[AUFGABENSTELLUNG]: Bearbeite alle folgenden Einträge, indem du „talc“ überall durch „Talkum“ ersetzt und sonst nichts änderst. Lass die Bilder in der Antwort weg.

[BEREITGESTELLTES MATERIAL]:
- - -
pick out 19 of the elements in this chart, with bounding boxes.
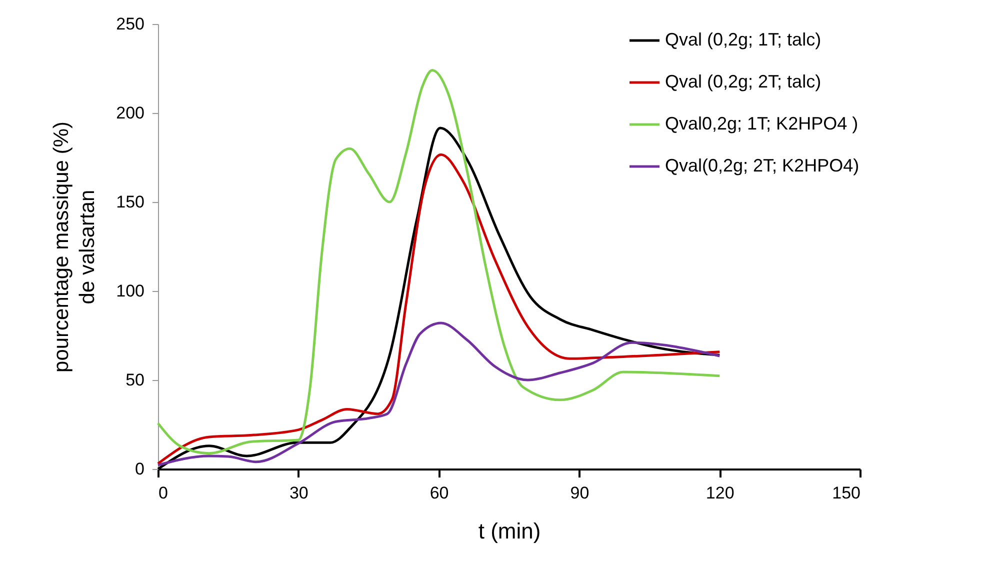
legend-label: Qval (0,2g; 1T; talc) [665, 30, 822, 50]
y-tick-label: 200 [116, 104, 144, 122]
x-tick-label: 120 [706, 484, 734, 502]
y-tick-label: 150 [116, 192, 144, 212]
x-tick-label: 90 [570, 484, 590, 502]
x-tick-label: 60 [430, 484, 449, 502]
line-series [156, 322, 721, 466]
legend-label: Qval(0,2g; 2T; K2HPO4) [665, 156, 860, 176]
y-tick-label: 0 [135, 460, 144, 478]
y-tick-label: 50 [126, 370, 144, 390]
legend-label: Qval (0,2g; 2T; talc) [665, 72, 822, 92]
y-tick-label: 100 [116, 282, 144, 300]
x-tick-label: 150 [832, 484, 860, 502]
x-tick-label: 30 [289, 484, 308, 502]
y-axis-title: pourcentage massique (%) de valsartan [50, 122, 100, 372]
x-tick-label: 0 [158, 484, 168, 502]
legend-label: Qval0,2g; 1T; K2HPO4 ) [665, 114, 858, 134]
y-tick-label: 250 [116, 14, 144, 34]
x-axis-title: t (min) [478, 518, 541, 544]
- - -
[ERGEBNIS]:
pick out 19 of the elements in this chart, with bounding boxes.
legend-label: Qval (0,2g; 1T; Talkum) [665, 30, 822, 50]
y-tick-label: 200 [116, 104, 144, 122]
x-tick-label: 120 [706, 484, 734, 502]
y-tick-label: 150 [116, 192, 144, 212]
x-tick-label: 90 [570, 484, 590, 502]
x-tick-label: 60 [430, 484, 449, 502]
line-series [156, 322, 721, 466]
legend-label: Qval(0,2g; 2T; K2HPO4) [665, 156, 860, 176]
y-tick-label: 0 [135, 460, 144, 478]
y-tick-label: 50 [126, 370, 144, 390]
legend-label: Qval (0,2g; 2T; Talkum) [665, 72, 822, 92]
y-tick-label: 100 [116, 282, 144, 300]
x-tick-label: 150 [832, 484, 860, 502]
x-tick-label: 30 [289, 484, 308, 502]
y-axis-title: pourcentage massique (%) de valsartan [50, 122, 100, 372]
x-tick-label: 0 [158, 484, 168, 502]
legend-label: Qval0,2g; 1T; K2HPO4 ) [665, 114, 858, 134]
y-tick-label: 250 [116, 14, 144, 34]
x-axis-title: t (min) [478, 518, 541, 544]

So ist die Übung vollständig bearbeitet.